§ **STATED TASK**: Copy all of the data below word for word, line by line.

§ **Region annotation records**:
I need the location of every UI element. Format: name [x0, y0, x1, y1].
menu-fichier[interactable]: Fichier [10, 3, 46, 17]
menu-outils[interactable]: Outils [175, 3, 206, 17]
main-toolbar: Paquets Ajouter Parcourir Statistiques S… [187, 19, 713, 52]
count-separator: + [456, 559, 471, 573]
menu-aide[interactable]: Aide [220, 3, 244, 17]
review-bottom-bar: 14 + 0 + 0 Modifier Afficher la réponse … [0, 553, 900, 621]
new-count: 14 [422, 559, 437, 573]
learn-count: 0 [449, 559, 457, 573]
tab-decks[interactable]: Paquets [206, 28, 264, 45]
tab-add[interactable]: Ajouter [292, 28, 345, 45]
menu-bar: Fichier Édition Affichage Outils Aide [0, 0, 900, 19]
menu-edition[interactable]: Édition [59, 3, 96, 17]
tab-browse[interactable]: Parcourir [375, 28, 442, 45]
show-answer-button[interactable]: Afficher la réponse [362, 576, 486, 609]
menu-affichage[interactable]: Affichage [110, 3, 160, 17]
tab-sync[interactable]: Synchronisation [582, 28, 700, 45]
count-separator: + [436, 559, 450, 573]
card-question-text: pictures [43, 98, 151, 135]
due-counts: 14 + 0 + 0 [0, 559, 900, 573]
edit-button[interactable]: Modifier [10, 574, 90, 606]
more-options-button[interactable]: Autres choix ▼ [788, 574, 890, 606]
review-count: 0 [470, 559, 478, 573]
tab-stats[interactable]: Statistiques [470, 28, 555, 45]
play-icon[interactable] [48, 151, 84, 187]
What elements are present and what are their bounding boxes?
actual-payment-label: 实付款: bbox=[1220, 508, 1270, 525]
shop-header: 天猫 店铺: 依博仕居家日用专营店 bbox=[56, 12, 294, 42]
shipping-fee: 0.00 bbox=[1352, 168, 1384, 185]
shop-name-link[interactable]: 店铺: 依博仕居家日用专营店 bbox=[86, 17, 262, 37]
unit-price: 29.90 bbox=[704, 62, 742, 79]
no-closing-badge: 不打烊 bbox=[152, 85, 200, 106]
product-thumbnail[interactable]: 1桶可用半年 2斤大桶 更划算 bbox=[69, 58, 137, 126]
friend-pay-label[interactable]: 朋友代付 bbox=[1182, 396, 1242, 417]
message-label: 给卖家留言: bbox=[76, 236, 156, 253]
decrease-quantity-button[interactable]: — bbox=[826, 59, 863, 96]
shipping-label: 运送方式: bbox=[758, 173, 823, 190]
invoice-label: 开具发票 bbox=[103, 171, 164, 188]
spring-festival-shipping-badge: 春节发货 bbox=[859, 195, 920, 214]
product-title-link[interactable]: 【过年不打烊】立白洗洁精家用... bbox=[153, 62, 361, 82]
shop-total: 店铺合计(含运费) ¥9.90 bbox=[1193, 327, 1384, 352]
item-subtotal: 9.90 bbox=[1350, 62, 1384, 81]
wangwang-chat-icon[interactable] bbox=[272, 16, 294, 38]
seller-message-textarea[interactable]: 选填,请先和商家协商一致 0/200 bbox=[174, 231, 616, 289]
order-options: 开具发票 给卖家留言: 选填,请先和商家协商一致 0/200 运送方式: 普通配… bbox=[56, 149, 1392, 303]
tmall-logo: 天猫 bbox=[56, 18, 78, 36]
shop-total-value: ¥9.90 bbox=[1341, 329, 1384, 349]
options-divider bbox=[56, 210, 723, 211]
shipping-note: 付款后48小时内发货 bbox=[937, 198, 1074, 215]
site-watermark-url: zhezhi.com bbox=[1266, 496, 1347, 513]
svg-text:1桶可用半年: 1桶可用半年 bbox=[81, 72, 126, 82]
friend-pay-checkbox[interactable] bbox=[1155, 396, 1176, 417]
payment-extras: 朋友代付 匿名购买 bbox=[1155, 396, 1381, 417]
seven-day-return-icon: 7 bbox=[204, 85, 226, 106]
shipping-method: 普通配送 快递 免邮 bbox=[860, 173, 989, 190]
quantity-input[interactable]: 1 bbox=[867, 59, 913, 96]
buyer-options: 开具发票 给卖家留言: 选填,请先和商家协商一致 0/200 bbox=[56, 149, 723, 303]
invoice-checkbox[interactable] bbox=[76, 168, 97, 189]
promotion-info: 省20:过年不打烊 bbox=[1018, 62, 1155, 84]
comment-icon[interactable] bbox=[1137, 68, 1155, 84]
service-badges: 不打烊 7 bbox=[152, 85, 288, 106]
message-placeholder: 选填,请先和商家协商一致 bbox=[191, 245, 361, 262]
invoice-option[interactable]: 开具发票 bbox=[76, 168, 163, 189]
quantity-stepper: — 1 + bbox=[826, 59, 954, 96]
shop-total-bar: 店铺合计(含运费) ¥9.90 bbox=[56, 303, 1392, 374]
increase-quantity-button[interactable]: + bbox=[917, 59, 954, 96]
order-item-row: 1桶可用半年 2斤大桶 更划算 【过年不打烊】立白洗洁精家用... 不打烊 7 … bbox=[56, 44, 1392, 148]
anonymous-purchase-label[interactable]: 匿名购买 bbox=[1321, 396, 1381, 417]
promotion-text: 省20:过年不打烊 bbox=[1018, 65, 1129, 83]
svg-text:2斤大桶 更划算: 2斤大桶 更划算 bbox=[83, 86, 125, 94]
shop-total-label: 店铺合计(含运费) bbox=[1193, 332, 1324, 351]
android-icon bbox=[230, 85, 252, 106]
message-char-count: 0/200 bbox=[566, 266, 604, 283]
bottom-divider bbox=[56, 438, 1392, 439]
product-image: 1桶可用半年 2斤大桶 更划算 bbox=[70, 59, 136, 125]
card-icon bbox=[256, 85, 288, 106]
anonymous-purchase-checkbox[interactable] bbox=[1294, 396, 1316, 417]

§ **SOLUTION FOR THIS PROBLEM**:
I need the location of every UI element. Format: name [x0, y0, x1, y1].
menu-fichier[interactable]: Fichier [10, 3, 46, 17]
menu-outils[interactable]: Outils [175, 3, 206, 17]
main-toolbar: Paquets Ajouter Parcourir Statistiques S… [187, 19, 713, 52]
count-separator: + [456, 559, 471, 573]
menu-aide[interactable]: Aide [220, 3, 244, 17]
review-bottom-bar: 14 + 0 + 0 Modifier Afficher la réponse … [0, 553, 900, 621]
new-count: 14 [422, 559, 437, 573]
learn-count: 0 [449, 559, 457, 573]
tab-decks[interactable]: Paquets [206, 28, 264, 45]
tab-add[interactable]: Ajouter [292, 28, 345, 45]
menu-bar: Fichier Édition Affichage Outils Aide [0, 0, 900, 19]
menu-edition[interactable]: Édition [59, 3, 96, 17]
tab-browse[interactable]: Parcourir [375, 28, 442, 45]
show-answer-button[interactable]: Afficher la réponse [362, 576, 486, 609]
menu-affichage[interactable]: Affichage [110, 3, 160, 17]
tab-sync[interactable]: Synchronisation [582, 28, 700, 45]
count-separator: + [436, 559, 450, 573]
card-question-text: pictures [43, 98, 151, 135]
due-counts: 14 + 0 + 0 [0, 559, 900, 573]
edit-button[interactable]: Modifier [10, 574, 90, 606]
more-options-button[interactable]: Autres choix ▼ [788, 574, 890, 606]
review-count: 0 [470, 559, 478, 573]
tab-stats[interactable]: Statistiques [470, 28, 555, 45]
play-icon[interactable] [48, 151, 84, 187]
What elements are present and what are their bounding boxes?
actual-payment-label: 实付款: bbox=[1220, 508, 1270, 525]
shop-header: 天猫 店铺: 依博仕居家日用专营店 bbox=[56, 12, 294, 42]
shipping-fee: 0.00 bbox=[1352, 168, 1384, 185]
shop-name-link[interactable]: 店铺: 依博仕居家日用专营店 bbox=[86, 17, 262, 37]
unit-price: 29.90 bbox=[704, 62, 742, 79]
no-closing-badge: 不打烊 bbox=[152, 85, 200, 106]
product-thumbnail[interactable]: 1桶可用半年 2斤大桶 更划算 bbox=[69, 58, 137, 126]
friend-pay-label[interactable]: 朋友代付 bbox=[1182, 396, 1242, 417]
message-label: 给卖家留言: bbox=[76, 236, 156, 253]
decrease-quantity-button[interactable]: — bbox=[826, 59, 863, 96]
shipping-label: 运送方式: bbox=[758, 173, 823, 190]
invoice-label: 开具发票 bbox=[103, 171, 164, 188]
spring-festival-shipping-badge: 春节发货 bbox=[859, 195, 920, 214]
product-title-link[interactable]: 【过年不打烊】立白洗洁精家用... bbox=[153, 62, 361, 82]
shop-total: 店铺合计(含运费) ¥9.90 bbox=[1193, 327, 1384, 352]
item-subtotal: 9.90 bbox=[1350, 62, 1384, 81]
wangwang-chat-icon[interactable] bbox=[272, 16, 294, 38]
seller-message-textarea[interactable]: 选填,请先和商家协商一致 0/200 bbox=[174, 231, 616, 289]
order-options: 开具发票 给卖家留言: 选填,请先和商家协商一致 0/200 运送方式: 普通配… bbox=[56, 149, 1392, 303]
tmall-logo: 天猫 bbox=[56, 18, 78, 36]
shop-total-value: ¥9.90 bbox=[1341, 329, 1384, 349]
options-divider bbox=[56, 210, 723, 211]
shipping-note: 付款后48小时内发货 bbox=[937, 198, 1074, 215]
site-watermark-url: zhezhi.com bbox=[1266, 496, 1347, 513]
svg-text:1桶可用半年: 1桶可用半年 bbox=[81, 72, 126, 82]
friend-pay-checkbox[interactable] bbox=[1155, 396, 1176, 417]
payment-extras: 朋友代付 匿名购买 bbox=[1155, 396, 1381, 417]
seven-day-return-icon: 7 bbox=[204, 85, 226, 106]
shipping-method: 普通配送 快递 免邮 bbox=[860, 173, 989, 190]
quantity-input[interactable]: 1 bbox=[867, 59, 913, 96]
buyer-options: 开具发票 给卖家留言: 选填,请先和商家协商一致 0/200 bbox=[56, 149, 723, 303]
invoice-checkbox[interactable] bbox=[76, 168, 97, 189]
promotion-info: 省20:过年不打烊 bbox=[1018, 62, 1155, 84]
comment-icon[interactable] bbox=[1137, 68, 1155, 84]
service-badges: 不打烊 7 bbox=[152, 85, 288, 106]
message-placeholder: 选填,请先和商家协商一致 bbox=[191, 245, 361, 262]
invoice-option[interactable]: 开具发票 bbox=[76, 168, 163, 189]
quantity-stepper: — 1 + bbox=[826, 59, 954, 96]
shop-total-bar: 店铺合计(含运费) ¥9.90 bbox=[56, 303, 1392, 374]
increase-quantity-button[interactable]: + bbox=[917, 59, 954, 96]
order-item-row: 1桶可用半年 2斤大桶 更划算 【过年不打烊】立白洗洁精家用... 不打烊 7 … bbox=[56, 44, 1392, 148]
anonymous-purchase-label[interactable]: 匿名购买 bbox=[1321, 396, 1381, 417]
promotion-text: 省20:过年不打烊 bbox=[1018, 65, 1129, 83]
svg-text:2斤大桶 更划算: 2斤大桶 更划算 bbox=[83, 86, 125, 94]
shop-total-label: 店铺合计(含运费) bbox=[1193, 332, 1324, 351]
android-icon bbox=[230, 85, 252, 106]
message-char-count: 0/200 bbox=[566, 266, 604, 283]
bottom-divider bbox=[56, 438, 1392, 439]
product-image: 1桶可用半年 2斤大桶 更划算 bbox=[70, 59, 136, 125]
card-icon bbox=[256, 85, 288, 106]
anonymous-purchase-checkbox[interactable] bbox=[1294, 396, 1316, 417]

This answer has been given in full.